What you should do: Gather every line in the records below that contains the word "bottom".

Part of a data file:

———

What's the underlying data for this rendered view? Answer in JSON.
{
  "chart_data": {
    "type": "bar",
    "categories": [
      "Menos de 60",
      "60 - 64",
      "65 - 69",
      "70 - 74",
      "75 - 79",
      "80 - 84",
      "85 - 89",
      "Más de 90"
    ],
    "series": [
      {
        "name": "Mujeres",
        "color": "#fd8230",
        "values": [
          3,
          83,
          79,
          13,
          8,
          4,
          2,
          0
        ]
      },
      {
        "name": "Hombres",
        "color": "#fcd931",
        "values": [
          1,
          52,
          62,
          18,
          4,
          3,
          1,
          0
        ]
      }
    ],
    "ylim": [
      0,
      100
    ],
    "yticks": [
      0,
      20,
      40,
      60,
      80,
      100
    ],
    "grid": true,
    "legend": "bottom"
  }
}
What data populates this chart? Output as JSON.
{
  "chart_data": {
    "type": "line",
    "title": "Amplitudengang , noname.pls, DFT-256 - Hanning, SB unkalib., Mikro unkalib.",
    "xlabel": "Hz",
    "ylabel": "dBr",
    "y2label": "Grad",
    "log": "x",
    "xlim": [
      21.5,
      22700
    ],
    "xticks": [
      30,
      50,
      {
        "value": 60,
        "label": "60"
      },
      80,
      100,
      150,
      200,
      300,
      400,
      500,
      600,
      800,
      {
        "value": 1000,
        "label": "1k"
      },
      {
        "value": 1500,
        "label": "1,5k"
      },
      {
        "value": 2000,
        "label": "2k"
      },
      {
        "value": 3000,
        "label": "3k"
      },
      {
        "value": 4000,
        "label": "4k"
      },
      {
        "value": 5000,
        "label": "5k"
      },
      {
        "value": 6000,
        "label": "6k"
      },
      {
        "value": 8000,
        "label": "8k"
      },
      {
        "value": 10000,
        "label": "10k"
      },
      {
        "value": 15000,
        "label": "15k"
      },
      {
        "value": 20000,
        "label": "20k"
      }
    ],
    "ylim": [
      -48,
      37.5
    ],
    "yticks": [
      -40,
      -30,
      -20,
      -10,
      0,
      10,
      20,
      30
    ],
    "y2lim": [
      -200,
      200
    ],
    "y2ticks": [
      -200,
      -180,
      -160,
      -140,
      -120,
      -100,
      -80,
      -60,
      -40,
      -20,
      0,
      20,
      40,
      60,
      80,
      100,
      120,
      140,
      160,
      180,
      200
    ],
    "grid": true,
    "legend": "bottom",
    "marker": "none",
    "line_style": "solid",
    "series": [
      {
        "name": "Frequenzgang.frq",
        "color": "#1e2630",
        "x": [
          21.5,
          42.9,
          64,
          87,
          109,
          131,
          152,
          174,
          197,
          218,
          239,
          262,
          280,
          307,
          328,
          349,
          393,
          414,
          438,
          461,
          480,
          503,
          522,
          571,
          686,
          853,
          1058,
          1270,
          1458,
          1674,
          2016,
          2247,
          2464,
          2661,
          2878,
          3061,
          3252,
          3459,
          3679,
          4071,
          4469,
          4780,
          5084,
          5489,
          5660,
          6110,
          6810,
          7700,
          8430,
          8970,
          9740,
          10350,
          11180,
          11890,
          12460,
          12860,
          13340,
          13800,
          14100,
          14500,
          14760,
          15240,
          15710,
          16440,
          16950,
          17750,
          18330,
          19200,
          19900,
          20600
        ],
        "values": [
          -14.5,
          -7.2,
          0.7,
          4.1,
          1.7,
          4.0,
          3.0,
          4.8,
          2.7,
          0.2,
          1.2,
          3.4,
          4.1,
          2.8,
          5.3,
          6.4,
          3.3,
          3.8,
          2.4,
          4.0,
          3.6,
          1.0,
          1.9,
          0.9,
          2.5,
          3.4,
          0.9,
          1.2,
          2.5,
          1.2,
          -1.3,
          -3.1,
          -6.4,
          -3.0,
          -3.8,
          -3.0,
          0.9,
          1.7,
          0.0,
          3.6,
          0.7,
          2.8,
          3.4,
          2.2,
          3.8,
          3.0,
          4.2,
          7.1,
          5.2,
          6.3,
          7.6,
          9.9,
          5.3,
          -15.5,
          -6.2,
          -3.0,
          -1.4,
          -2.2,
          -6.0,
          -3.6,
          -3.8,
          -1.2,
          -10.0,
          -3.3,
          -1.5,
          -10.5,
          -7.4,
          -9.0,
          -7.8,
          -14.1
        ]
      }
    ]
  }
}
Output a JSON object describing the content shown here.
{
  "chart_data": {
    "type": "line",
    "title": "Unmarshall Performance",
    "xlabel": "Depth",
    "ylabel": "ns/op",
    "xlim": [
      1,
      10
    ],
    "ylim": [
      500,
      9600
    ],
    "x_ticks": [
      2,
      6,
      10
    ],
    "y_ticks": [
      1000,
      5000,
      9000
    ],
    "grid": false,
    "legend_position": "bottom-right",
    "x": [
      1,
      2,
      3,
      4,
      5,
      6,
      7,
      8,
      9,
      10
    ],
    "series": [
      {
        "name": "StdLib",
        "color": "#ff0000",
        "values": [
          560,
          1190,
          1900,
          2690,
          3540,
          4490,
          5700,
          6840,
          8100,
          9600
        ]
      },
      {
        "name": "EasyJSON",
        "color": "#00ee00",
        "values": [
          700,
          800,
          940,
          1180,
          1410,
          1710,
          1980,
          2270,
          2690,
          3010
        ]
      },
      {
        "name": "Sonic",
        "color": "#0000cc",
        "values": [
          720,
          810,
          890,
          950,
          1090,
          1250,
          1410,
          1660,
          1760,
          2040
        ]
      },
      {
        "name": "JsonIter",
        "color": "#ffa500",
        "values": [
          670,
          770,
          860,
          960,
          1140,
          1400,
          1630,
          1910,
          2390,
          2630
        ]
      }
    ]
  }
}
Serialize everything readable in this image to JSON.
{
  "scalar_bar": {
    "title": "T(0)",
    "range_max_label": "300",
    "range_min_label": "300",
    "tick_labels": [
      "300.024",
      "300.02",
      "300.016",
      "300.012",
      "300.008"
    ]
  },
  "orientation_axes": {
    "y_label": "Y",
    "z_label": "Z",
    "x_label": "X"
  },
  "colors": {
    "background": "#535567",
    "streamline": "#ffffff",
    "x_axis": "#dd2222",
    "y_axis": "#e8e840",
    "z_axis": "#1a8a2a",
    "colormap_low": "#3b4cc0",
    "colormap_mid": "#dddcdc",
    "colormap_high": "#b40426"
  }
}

———

Task output:
    "legend": "bottom"
    "legend": "bottom",
    "legend_position": "bottom-right",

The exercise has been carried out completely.